*GIVEN TASK:*
Lines before the one containing "Enumerate this screenshot's" are excluded. Repeat that line and every line after it, exactly.

[Dataset entries on figures]
+ + + + +

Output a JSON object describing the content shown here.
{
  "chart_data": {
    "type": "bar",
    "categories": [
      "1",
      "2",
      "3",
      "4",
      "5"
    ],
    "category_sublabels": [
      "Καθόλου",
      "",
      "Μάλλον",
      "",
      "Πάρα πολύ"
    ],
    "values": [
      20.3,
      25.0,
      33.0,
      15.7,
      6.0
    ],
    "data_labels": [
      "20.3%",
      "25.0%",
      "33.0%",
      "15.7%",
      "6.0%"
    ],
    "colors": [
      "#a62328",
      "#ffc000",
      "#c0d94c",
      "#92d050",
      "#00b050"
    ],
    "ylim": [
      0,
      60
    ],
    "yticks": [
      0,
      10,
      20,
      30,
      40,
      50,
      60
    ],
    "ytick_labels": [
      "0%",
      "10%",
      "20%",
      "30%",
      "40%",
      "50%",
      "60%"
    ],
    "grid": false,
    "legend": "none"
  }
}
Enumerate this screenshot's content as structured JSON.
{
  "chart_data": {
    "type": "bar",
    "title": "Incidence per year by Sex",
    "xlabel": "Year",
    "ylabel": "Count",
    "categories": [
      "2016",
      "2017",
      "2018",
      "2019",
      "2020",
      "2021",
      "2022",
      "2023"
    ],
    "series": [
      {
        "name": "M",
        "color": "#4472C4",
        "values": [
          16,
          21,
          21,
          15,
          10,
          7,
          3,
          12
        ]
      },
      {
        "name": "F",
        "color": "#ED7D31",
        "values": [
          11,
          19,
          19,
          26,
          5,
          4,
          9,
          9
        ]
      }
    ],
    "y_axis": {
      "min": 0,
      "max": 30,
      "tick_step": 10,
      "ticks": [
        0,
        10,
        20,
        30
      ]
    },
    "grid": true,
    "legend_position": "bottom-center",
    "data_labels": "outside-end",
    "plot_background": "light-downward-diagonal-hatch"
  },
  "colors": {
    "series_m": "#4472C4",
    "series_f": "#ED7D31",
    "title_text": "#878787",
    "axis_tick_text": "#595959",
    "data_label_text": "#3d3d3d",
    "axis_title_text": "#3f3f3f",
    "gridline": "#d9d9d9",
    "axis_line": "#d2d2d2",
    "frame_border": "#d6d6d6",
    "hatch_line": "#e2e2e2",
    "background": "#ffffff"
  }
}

+ + + + +

*FULL OUTPUT:*
Enumerate this screenshot's content as structured JSON.
{
  "chart_data": {
    "type": "bar",
    "title": "Incidence per year by Sex",
    "xlabel": "Year",
    "ylabel": "Count",
    "categories": [
      "2016",
      "2017",
      "2018",
      "2019",
      "2020",
      "2021",
      "2022",
      "2023"
    ],
    "series": [
      {
        "name": "M",
        "color": "#4472C4",
        "values": [
          16,
          21,
          21,
          15,
          10,
          7,
          3,
          12
        ]
      },
      {
        "name": "F",
        "color": "#ED7D31",
        "values": [
          11,
          19,
          19,
          26,
          5,
          4,
          9,
          9
        ]
      }
    ],
    "y_axis": {
      "min": 0,
      "max": 30,
      "tick_step": 10,
      "ticks": [
        0,
        10,
        20,
        30
      ]
    },
    "grid": true,
    "legend_position": "bottom-center",
    "data_labels": "outside-end",
    "plot_background": "light-downward-diagonal-hatch"
  },
  "colors": {
    "series_m": "#4472C4",
    "series_f": "#ED7D31",
    "title_text": "#878787",
    "axis_tick_text": "#595959",
    "data_label_text": "#3d3d3d",
    "axis_title_text": "#3f3f3f",
    "gridline": "#d9d9d9",
    "axis_line": "#d2d2d2",
    "frame_border": "#d6d6d6",
    "hatch_line": "#e2e2e2",
    "background": "#ffffff"
  }
}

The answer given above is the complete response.